Rows from a dataset:
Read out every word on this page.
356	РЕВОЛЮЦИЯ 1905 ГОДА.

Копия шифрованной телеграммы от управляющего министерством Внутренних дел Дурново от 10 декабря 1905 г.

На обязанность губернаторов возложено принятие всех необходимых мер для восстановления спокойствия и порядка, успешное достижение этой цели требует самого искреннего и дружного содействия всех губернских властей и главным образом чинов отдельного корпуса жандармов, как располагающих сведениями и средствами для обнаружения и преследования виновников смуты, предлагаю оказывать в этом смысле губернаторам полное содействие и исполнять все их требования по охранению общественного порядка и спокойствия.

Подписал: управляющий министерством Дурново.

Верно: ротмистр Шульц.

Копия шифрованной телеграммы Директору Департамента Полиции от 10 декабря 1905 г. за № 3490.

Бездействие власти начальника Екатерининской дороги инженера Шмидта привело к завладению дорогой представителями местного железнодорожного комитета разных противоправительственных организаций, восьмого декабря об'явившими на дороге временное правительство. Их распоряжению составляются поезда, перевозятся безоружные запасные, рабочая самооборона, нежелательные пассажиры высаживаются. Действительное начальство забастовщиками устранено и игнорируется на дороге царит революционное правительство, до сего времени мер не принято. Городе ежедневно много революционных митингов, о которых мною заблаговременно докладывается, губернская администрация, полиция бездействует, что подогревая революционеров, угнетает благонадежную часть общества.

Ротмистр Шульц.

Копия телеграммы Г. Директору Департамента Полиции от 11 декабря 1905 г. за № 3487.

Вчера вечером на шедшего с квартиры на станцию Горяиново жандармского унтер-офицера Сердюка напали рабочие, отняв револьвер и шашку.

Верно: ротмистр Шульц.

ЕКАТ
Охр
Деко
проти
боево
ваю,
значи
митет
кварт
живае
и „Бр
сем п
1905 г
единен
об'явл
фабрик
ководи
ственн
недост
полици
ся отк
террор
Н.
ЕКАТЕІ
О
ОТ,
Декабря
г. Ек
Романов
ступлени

## Work required
Return the whole listing exactly.

## Solution
Read out every word on this page.
356	РЕВОЛЮЦИЯ 1905 ГОДА.

Копия шифрованной телеграммы от управляющего министерством Внутренних дел Дурново от 10 декабря 1905 г.

На обязанность губернаторов возложено принятие всех необходимых мер для восстановления спокойствия и порядка, успешное достижение этой цели требует самого искреннего и дружного содействия всех губернских властей и главным образом чинов отдельного корпуса жандармов, как располагающих сведениями и средствами для обнаружения и преследования виновников смуты, предлагаю оказывать в этом смысле губернаторам полное содействие и исполнять все их требования по охранению общественного порядка и спокойствия.

Подписал: управляющий министерством Дурново.

Верно: ротмистр Шульц.

Копия шифрованной телеграммы Директору Департамента Полиции от 10 декабря 1905 г. за № 3490.

Бездействие власти начальника Екатерининской дороги инженера Шмидта привело к завладению дорогой представителями местного железнодорожного комитета разных противоправительственных организаций, восьмого декабря об'явившими на дороге временное правительство. Их распоряжению составляются поезда, перевозятся безоружные запасные, рабочая самооборона, нежелательные пассажиры высаживаются. Действительное начальство забастовщиками устранено и игнорируется на дороге царит революционное правительство, до сего времени мер не принято. Городе ежедневно много революционных митингов, о которых мною заблаговременно докладывается, губернская администрация, полиция бездействует, что подогревая революционеров, угнетает благонадежную часть общества.

Ротмистр Шульц.

Копия телеграммы Г. Директору Департамента Полиции от 11 декабря 1905 г. за № 3487.

Вчера вечером на шедшего с квартиры на станцию Горяиново жандармского унтер-офицера Сердюка напали рабочие, отняв револьвер и шашку.

Верно: ротмистр Шульц.

ЕКАТ
Охр
Деко
проти
боево
ваю,
значи
митет
кварт
живае
и „Бр
сем п
1905 г
единен
об'явл
фабрик
ководи
ственн
недост
полици
ся отк
террор
Н.
ЕКАТЕІ
О
ОТ,
Декабря
г. Ек
Романов
ступлени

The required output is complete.